Data items:
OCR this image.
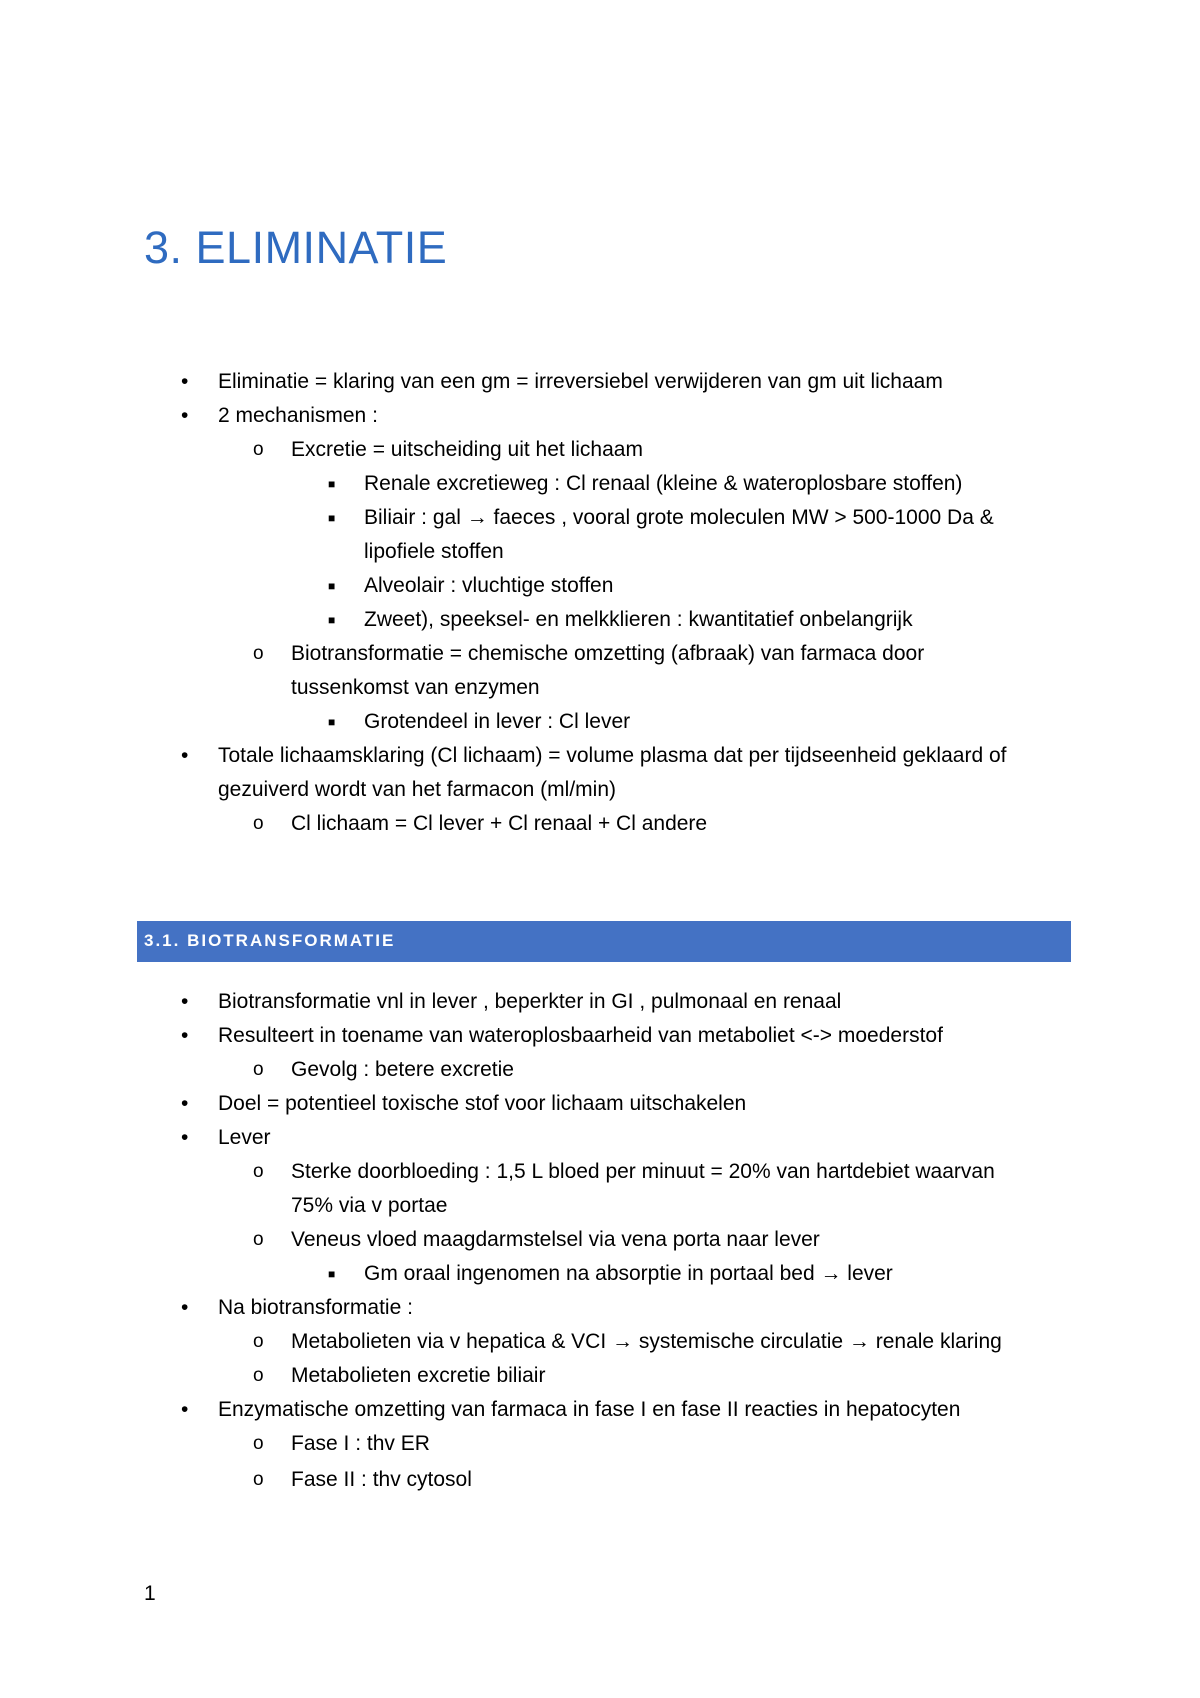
3. ELIMINATIE
• Eliminatie = klaring van een gm = irreversiebel verwijderen van gm uit lichaam
• 2 mechanismen :
o Excretie = uitscheiding uit het lichaam
■ Renale excretieweg : Cl renaal (kleine & wateroplosbare stoffen)
■ Biliair : gal → faeces , vooral grote moleculen MW > 500-1000 Da &
lipofiele stoffen
■ Alveolair : vluchtige stoffen
■ Zweet), speeksel- en melkklieren : kwantitatief onbelangrijk
o Biotransformatie = chemische omzetting (afbraak) van farmaca door
tussenkomst van enzymen
■ Grotendeel in lever : Cl lever
• Totale lichaamsklaring (Cl lichaam) = volume plasma dat per tijdseenheid geklaard of
gezuiverd wordt van het farmacon (ml/min)
o Cl lichaam = Cl lever + Cl renaal + Cl andere
3.1. BIOTRANSFORMATIE
• Biotransformatie vnl in lever , beperkter in GI , pulmonaal en renaal
• Resulteert in toename van wateroplosbaarheid van metaboliet <-> moederstof
o Gevolg : betere excretie
• Doel = potentieel toxische stof voor lichaam uitschakelen
• Lever
o Sterke doorbloeding : 1,5 L bloed per minuut = 20% van hartdebiet waarvan
75% via v portae
o Veneus vloed maagdarmstelsel via vena porta naar lever
■ Gm oraal ingenomen na absorptie in portaal bed → lever
• Na biotransformatie :
o Metabolieten via v hepatica & VCI → systemische circulatie → renale klaring
o Metabolieten excretie biliair
• Enzymatische omzetting van farmaca in fase I en fase II reacties in hepatocyten
o Fase I : thv ER
o Fase II : thv cytosol
1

● What you have to do
Leave the pictures out, and transcribe each of the records exactly.

● Answer to the problem
OCR this image.
3. ELIMINATIE
• Eliminatie = klaring van een gm = irreversiebel verwijderen van gm uit lichaam
• 2 mechanismen :
o Excretie = uitscheiding uit het lichaam
■ Renale excretieweg : Cl renaal (kleine & wateroplosbare stoffen)
■ Biliair : gal → faeces , vooral grote moleculen MW > 500-1000 Da &
lipofiele stoffen
■ Alveolair : vluchtige stoffen
■ Zweet), speeksel- en melkklieren : kwantitatief onbelangrijk
o Biotransformatie = chemische omzetting (afbraak) van farmaca door
tussenkomst van enzymen
■ Grotendeel in lever : Cl lever
• Totale lichaamsklaring (Cl lichaam) = volume plasma dat per tijdseenheid geklaard of
gezuiverd wordt van het farmacon (ml/min)
o Cl lichaam = Cl lever + Cl renaal + Cl andere
3.1. BIOTRANSFORMATIE
• Biotransformatie vnl in lever , beperkter in GI , pulmonaal en renaal
• Resulteert in toename van wateroplosbaarheid van metaboliet <-> moederstof
o Gevolg : betere excretie
• Doel = potentieel toxische stof voor lichaam uitschakelen
• Lever
o Sterke doorbloeding : 1,5 L bloed per minuut = 20% van hartdebiet waarvan
75% via v portae
o Veneus vloed maagdarmstelsel via vena porta naar lever
■ Gm oraal ingenomen na absorptie in portaal bed → lever
• Na biotransformatie :
o Metabolieten via v hepatica & VCI → systemische circulatie → renale klaring
o Metabolieten excretie biliair
• Enzymatische omzetting van farmaca in fase I en fase II reacties in hepatocyten
o Fase I : thv ER
o Fase II : thv cytosol
1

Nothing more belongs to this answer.